--- AVAILABLE DATA ---
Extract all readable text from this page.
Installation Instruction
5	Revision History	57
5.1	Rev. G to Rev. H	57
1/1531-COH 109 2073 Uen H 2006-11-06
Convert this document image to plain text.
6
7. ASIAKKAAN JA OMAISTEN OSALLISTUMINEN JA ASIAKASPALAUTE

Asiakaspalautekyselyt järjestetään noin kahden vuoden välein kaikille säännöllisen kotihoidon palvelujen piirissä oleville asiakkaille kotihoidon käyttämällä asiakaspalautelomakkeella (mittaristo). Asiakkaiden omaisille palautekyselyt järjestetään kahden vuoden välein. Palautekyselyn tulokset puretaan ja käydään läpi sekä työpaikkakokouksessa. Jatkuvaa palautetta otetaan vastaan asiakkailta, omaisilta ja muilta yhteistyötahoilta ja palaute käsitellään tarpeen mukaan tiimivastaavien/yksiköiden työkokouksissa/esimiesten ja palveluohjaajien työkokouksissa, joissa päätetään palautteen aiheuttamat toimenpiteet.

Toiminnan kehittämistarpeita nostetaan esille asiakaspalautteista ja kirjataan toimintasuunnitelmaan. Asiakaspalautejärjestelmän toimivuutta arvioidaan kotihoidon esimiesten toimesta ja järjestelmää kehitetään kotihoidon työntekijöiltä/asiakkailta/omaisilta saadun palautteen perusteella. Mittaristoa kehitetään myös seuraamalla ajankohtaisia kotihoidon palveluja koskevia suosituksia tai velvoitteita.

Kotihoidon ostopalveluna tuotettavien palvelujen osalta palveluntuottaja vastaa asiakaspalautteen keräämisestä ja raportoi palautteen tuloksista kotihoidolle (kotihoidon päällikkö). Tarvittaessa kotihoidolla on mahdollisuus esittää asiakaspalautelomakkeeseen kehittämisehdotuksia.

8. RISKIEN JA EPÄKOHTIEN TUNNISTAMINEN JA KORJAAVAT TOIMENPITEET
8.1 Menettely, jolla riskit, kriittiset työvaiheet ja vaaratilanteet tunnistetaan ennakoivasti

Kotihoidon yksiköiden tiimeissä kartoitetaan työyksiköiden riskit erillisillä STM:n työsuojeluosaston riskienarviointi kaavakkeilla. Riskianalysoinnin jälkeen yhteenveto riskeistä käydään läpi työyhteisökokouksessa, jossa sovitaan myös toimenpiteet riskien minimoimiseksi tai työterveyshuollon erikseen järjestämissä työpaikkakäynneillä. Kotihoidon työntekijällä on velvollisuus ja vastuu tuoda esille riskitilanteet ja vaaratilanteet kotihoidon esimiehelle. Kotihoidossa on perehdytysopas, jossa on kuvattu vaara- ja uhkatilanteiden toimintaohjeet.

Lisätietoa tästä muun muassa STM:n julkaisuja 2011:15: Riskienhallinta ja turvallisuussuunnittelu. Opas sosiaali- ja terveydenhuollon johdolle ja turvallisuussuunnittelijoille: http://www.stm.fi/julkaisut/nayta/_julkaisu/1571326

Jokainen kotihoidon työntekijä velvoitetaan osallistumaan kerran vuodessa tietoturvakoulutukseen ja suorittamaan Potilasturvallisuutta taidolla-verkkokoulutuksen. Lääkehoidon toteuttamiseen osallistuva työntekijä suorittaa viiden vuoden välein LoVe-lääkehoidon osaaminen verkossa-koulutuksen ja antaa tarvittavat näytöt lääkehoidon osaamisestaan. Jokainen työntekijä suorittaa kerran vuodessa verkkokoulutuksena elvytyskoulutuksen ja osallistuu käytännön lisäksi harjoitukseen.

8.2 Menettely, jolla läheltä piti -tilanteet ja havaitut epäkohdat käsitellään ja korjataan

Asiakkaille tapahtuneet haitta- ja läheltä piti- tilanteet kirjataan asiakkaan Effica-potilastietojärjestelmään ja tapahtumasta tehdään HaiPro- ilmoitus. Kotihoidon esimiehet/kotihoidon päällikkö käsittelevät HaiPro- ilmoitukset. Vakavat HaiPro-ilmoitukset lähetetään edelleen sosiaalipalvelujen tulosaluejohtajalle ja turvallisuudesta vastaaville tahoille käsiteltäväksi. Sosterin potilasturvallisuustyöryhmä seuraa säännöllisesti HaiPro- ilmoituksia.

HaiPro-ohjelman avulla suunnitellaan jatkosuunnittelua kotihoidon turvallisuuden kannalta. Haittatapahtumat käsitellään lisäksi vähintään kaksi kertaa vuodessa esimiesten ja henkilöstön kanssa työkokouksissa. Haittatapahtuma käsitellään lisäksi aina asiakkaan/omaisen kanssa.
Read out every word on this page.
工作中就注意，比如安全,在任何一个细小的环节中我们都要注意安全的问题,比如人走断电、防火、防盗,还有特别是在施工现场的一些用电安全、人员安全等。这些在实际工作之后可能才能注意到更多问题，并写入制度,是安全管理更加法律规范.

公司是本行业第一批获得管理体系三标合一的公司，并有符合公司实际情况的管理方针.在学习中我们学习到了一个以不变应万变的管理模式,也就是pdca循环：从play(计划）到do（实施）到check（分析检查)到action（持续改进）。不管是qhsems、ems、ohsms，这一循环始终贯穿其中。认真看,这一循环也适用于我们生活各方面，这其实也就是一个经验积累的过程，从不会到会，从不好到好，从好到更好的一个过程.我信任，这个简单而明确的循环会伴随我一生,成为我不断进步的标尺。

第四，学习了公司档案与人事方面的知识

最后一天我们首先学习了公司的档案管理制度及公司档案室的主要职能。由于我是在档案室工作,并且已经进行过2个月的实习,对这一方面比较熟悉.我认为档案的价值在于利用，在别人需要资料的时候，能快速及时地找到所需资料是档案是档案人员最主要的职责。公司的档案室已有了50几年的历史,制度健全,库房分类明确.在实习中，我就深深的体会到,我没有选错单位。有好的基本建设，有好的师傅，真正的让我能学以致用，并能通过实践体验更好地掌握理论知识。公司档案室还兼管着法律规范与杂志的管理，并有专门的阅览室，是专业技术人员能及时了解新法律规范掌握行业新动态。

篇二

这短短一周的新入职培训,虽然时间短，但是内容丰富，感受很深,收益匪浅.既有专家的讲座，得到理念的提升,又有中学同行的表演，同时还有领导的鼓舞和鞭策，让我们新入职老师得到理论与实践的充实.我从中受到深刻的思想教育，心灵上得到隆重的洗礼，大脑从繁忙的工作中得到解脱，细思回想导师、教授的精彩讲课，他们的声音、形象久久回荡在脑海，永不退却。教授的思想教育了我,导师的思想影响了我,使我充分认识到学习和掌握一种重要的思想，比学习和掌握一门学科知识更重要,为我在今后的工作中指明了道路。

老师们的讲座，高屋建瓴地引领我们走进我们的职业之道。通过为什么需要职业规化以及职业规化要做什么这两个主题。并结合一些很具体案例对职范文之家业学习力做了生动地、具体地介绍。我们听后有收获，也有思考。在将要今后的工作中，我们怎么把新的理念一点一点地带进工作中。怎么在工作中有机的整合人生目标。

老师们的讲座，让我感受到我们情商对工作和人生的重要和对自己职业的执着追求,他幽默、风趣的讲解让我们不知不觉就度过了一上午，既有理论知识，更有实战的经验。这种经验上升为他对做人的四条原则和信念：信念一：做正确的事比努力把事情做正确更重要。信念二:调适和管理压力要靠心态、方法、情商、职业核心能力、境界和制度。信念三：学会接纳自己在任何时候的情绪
---
* **SHORT PROBLEM**: All of the lines above must be returned exactly.

* **SOLUTION TO THE EXERCISE**:
Extract all readable text from this page.
Installation Instruction
5	Revision History	57
5.1	Rev. G to Rev. H	57
1/1531-COH 109 2073 Uen H 2006-11-06
Convert this document image to plain text.
6
7. ASIAKKAAN JA OMAISTEN OSALLISTUMINEN JA ASIAKASPALAUTE

Asiakaspalautekyselyt järjestetään noin kahden vuoden välein kaikille säännöllisen kotihoidon palvelujen piirissä oleville asiakkaille kotihoidon käyttämällä asiakaspalautelomakkeella (mittaristo). Asiakkaiden omaisille palautekyselyt järjestetään kahden vuoden välein. Palautekyselyn tulokset puretaan ja käydään läpi sekä työpaikkakokouksessa. Jatkuvaa palautetta otetaan vastaan asiakkailta, omaisilta ja muilta yhteistyötahoilta ja palaute käsitellään tarpeen mukaan tiimivastaavien/yksiköiden työkokouksissa/esimiesten ja palveluohjaajien työkokouksissa, joissa päätetään palautteen aiheuttamat toimenpiteet.

Toiminnan kehittämistarpeita nostetaan esille asiakaspalautteista ja kirjataan toimintasuunnitelmaan. Asiakaspalautejärjestelmän toimivuutta arvioidaan kotihoidon esimiesten toimesta ja järjestelmää kehitetään kotihoidon työntekijöiltä/asiakkailta/omaisilta saadun palautteen perusteella. Mittaristoa kehitetään myös seuraamalla ajankohtaisia kotihoidon palveluja koskevia suosituksia tai velvoitteita.

Kotihoidon ostopalveluna tuotettavien palvelujen osalta palveluntuottaja vastaa asiakaspalautteen keräämisestä ja raportoi palautteen tuloksista kotihoidolle (kotihoidon päällikkö). Tarvittaessa kotihoidolla on mahdollisuus esittää asiakaspalautelomakkeeseen kehittämisehdotuksia.

8. RISKIEN JA EPÄKOHTIEN TUNNISTAMINEN JA KORJAAVAT TOIMENPITEET
8.1 Menettely, jolla riskit, kriittiset työvaiheet ja vaaratilanteet tunnistetaan ennakoivasti

Kotihoidon yksiköiden tiimeissä kartoitetaan työyksiköiden riskit erillisillä STM:n työsuojeluosaston riskienarviointi kaavakkeilla. Riskianalysoinnin jälkeen yhteenveto riskeistä käydään läpi työyhteisökokouksessa, jossa sovitaan myös toimenpiteet riskien minimoimiseksi tai työterveyshuollon erikseen järjestämissä työpaikkakäynneillä. Kotihoidon työntekijällä on velvollisuus ja vastuu tuoda esille riskitilanteet ja vaaratilanteet kotihoidon esimiehelle. Kotihoidossa on perehdytysopas, jossa on kuvattu vaara- ja uhkatilanteiden toimintaohjeet.

Lisätietoa tästä muun muassa STM:n julkaisuja 2011:15: Riskienhallinta ja turvallisuussuunnittelu. Opas sosiaali- ja terveydenhuollon johdolle ja turvallisuussuunnittelijoille: http://www.stm.fi/julkaisut/nayta/_julkaisu/1571326

Jokainen kotihoidon työntekijä velvoitetaan osallistumaan kerran vuodessa tietoturvakoulutukseen ja suorittamaan Potilasturvallisuutta taidolla-verkkokoulutuksen. Lääkehoidon toteuttamiseen osallistuva työntekijä suorittaa viiden vuoden välein LoVe-lääkehoidon osaaminen verkossa-koulutuksen ja antaa tarvittavat näytöt lääkehoidon osaamisestaan. Jokainen työntekijä suorittaa kerran vuodessa verkkokoulutuksena elvytyskoulutuksen ja osallistuu käytännön lisäksi harjoitukseen.

8.2 Menettely, jolla läheltä piti -tilanteet ja havaitut epäkohdat käsitellään ja korjataan

Asiakkaille tapahtuneet haitta- ja läheltä piti- tilanteet kirjataan asiakkaan Effica-potilastietojärjestelmään ja tapahtumasta tehdään HaiPro- ilmoitus. Kotihoidon esimiehet/kotihoidon päällikkö käsittelevät HaiPro- ilmoitukset. Vakavat HaiPro-ilmoitukset lähetetään edelleen sosiaalipalvelujen tulosaluejohtajalle ja turvallisuudesta vastaaville tahoille käsiteltäväksi. Sosterin potilasturvallisuustyöryhmä seuraa säännöllisesti HaiPro- ilmoituksia.

HaiPro-ohjelman avulla suunnitellaan jatkosuunnittelua kotihoidon turvallisuuden kannalta. Haittatapahtumat käsitellään lisäksi vähintään kaksi kertaa vuodessa esimiesten ja henkilöstön kanssa työkokouksissa. Haittatapahtuma käsitellään lisäksi aina asiakkaan/omaisen kanssa.
Read out every word on this page.
工作中就注意，比如安全,在任何一个细小的环节中我们都要注意安全的问题,比如人走断电、防火、防盗,还有特别是在施工现场的一些用电安全、人员安全等。这些在实际工作之后可能才能注意到更多问题，并写入制度,是安全管理更加法律规范.

公司是本行业第一批获得管理体系三标合一的公司，并有符合公司实际情况的管理方针.在学习中我们学习到了一个以不变应万变的管理模式,也就是pdca循环：从play(计划）到do（实施）到check（分析检查)到action（持续改进）。不管是qhsems、ems、ohsms，这一循环始终贯穿其中。认真看,这一循环也适用于我们生活各方面，这其实也就是一个经验积累的过程，从不会到会，从不好到好，从好到更好的一个过程.我信任，这个简单而明确的循环会伴随我一生,成为我不断进步的标尺。

第四，学习了公司档案与人事方面的知识

最后一天我们首先学习了公司的档案管理制度及公司档案室的主要职能。由于我是在档案室工作,并且已经进行过2个月的实习,对这一方面比较熟悉.我认为档案的价值在于利用，在别人需要资料的时候，能快速及时地找到所需资料是档案是档案人员最主要的职责。公司的档案室已有了50几年的历史,制度健全,库房分类明确.在实习中，我就深深的体会到,我没有选错单位。有好的基本建设，有好的师傅，真正的让我能学以致用，并能通过实践体验更好地掌握理论知识。公司档案室还兼管着法律规范与杂志的管理，并有专门的阅览室，是专业技术人员能及时了解新法律规范掌握行业新动态。

篇二

这短短一周的新入职培训,虽然时间短，但是内容丰富，感受很深,收益匪浅.既有专家的讲座，得到理念的提升,又有中学同行的表演，同时还有领导的鼓舞和鞭策，让我们新入职老师得到理论与实践的充实.我从中受到深刻的思想教育，心灵上得到隆重的洗礼，大脑从繁忙的工作中得到解脱，细思回想导师、教授的精彩讲课，他们的声音、形象久久回荡在脑海，永不退却。教授的思想教育了我,导师的思想影响了我,使我充分认识到学习和掌握一种重要的思想，比学习和掌握一门学科知识更重要,为我在今后的工作中指明了道路。

老师们的讲座，高屋建瓴地引领我们走进我们的职业之道。通过为什么需要职业规化以及职业规化要做什么这两个主题。并结合一些很具体案例对职范文之家业学习力做了生动地、具体地介绍。我们听后有收获，也有思考。在将要今后的工作中，我们怎么把新的理念一点一点地带进工作中。怎么在工作中有机的整合人生目标。

老师们的讲座，让我感受到我们情商对工作和人生的重要和对自己职业的执着追求,他幽默、风趣的讲解让我们不知不觉就度过了一上午，既有理论知识，更有实战的经验。这种经验上升为他对做人的四条原则和信念：信念一：做正确的事比努力把事情做正确更重要。信念二:调适和管理压力要靠心态、方法、情商、职业核心能力、境界和制度。信念三：学会接纳自己在任何时候的情绪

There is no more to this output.